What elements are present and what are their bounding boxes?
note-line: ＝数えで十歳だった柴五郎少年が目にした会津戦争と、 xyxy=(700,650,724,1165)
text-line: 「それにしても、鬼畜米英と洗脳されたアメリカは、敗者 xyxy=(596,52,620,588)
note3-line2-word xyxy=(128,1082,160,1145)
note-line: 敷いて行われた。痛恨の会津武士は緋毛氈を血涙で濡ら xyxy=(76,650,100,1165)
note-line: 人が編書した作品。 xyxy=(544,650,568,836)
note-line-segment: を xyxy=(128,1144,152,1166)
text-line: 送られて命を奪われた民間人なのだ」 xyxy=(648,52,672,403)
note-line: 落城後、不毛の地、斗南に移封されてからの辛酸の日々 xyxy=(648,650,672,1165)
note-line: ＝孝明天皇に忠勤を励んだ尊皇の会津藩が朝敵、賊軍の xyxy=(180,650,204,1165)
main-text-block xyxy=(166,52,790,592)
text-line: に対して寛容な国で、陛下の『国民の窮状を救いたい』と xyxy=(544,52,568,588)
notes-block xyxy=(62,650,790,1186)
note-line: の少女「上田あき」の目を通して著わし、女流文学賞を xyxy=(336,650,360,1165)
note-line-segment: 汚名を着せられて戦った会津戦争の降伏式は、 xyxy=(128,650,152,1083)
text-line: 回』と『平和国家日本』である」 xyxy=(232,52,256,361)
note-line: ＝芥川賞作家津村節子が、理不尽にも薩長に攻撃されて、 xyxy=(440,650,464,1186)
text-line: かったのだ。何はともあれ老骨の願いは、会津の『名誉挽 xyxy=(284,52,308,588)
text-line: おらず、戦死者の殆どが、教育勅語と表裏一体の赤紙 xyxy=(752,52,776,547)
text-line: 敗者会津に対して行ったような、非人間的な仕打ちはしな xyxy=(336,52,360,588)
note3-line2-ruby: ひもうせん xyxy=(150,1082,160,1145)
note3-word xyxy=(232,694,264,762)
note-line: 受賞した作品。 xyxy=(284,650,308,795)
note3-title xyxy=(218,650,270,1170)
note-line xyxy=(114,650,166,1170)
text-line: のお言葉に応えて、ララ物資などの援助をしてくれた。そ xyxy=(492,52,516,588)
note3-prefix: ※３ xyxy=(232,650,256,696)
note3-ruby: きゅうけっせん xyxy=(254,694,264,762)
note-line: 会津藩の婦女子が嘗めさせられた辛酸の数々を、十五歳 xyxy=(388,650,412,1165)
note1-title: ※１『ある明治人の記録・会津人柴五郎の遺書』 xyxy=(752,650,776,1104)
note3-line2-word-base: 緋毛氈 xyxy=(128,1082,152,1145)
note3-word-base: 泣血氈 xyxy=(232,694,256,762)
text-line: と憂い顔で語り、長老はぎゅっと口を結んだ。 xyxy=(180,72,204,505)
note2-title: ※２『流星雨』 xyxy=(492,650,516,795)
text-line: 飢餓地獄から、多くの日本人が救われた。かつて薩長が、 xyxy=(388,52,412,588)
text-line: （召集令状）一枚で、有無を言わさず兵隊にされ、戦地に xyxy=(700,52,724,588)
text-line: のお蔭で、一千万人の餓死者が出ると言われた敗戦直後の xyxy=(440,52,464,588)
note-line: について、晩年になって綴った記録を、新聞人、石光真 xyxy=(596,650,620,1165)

□ □ □ □ □

Brief:
Reproduce the whole listing above line for line, without changing a single character.

Response to this task:
What elements are present and what are their bounding boxes?
note-line: ＝数えで十歳だった柴五郎少年が目にした会津戦争と、 xyxy=(700,650,724,1165)
text-line: 「それにしても、鬼畜米英と洗脳されたアメリカは、敗者 xyxy=(596,52,620,588)
note3-line2-word xyxy=(128,1082,160,1145)
note-line: 敷いて行われた。痛恨の会津武士は緋毛氈を血涙で濡ら xyxy=(76,650,100,1165)
note-line: 人が編書した作品。 xyxy=(544,650,568,836)
note-line-segment: を xyxy=(128,1144,152,1166)
text-line: 送られて命を奪われた民間人なのだ」 xyxy=(648,52,672,403)
note-line: 落城後、不毛の地、斗南に移封されてからの辛酸の日々 xyxy=(648,650,672,1165)
note-line: ＝孝明天皇に忠勤を励んだ尊皇の会津藩が朝敵、賊軍の xyxy=(180,650,204,1165)
main-text-block xyxy=(166,52,790,592)
text-line: に対して寛容な国で、陛下の『国民の窮状を救いたい』と xyxy=(544,52,568,588)
notes-block xyxy=(62,650,790,1186)
note-line: の少女「上田あき」の目を通して著わし、女流文学賞を xyxy=(336,650,360,1165)
note-line-segment: 汚名を着せられて戦った会津戦争の降伏式は、 xyxy=(128,650,152,1083)
text-line: 回』と『平和国家日本』である」 xyxy=(232,52,256,361)
note-line: ＝芥川賞作家津村節子が、理不尽にも薩長に攻撃されて、 xyxy=(440,650,464,1186)
text-line: かったのだ。何はともあれ老骨の願いは、会津の『名誉挽 xyxy=(284,52,308,588)
text-line: おらず、戦死者の殆どが、教育勅語と表裏一体の赤紙 xyxy=(752,52,776,547)
text-line: 敗者会津に対して行ったような、非人間的な仕打ちはしな xyxy=(336,52,360,588)
note3-line2-ruby: ひもうせん xyxy=(150,1082,160,1145)
note3-word xyxy=(232,694,264,762)
note-line: 受賞した作品。 xyxy=(284,650,308,795)
note3-title xyxy=(218,650,270,1170)
note-line xyxy=(114,650,166,1170)
text-line: のお言葉に応えて、ララ物資などの援助をしてくれた。そ xyxy=(492,52,516,588)
note3-prefix: ※３ xyxy=(232,650,256,696)
note3-ruby: きゅうけっせん xyxy=(254,694,264,762)
note-line: 会津藩の婦女子が嘗めさせられた辛酸の数々を、十五歳 xyxy=(388,650,412,1165)
note1-title: ※１『ある明治人の記録・会津人柴五郎の遺書』 xyxy=(752,650,776,1104)
note3-line2-word-base: 緋毛氈 xyxy=(128,1082,152,1145)
note3-word-base: 泣血氈 xyxy=(232,694,256,762)
text-line: と憂い顔で語り、長老はぎゅっと口を結んだ。 xyxy=(180,72,204,505)
note2-title: ※２『流星雨』 xyxy=(492,650,516,795)
text-line: 飢餓地獄から、多くの日本人が救われた。かつて薩長が、 xyxy=(388,52,412,588)
text-line: （召集令状）一枚で、有無を言わさず兵隊にされ、戦地に xyxy=(700,52,724,588)
text-line: のお蔭で、一千万人の餓死者が出ると言われた敗戦直後の xyxy=(440,52,464,588)
note-line: について、晩年になって綴った記録を、新聞人、石光真 xyxy=(596,650,620,1165)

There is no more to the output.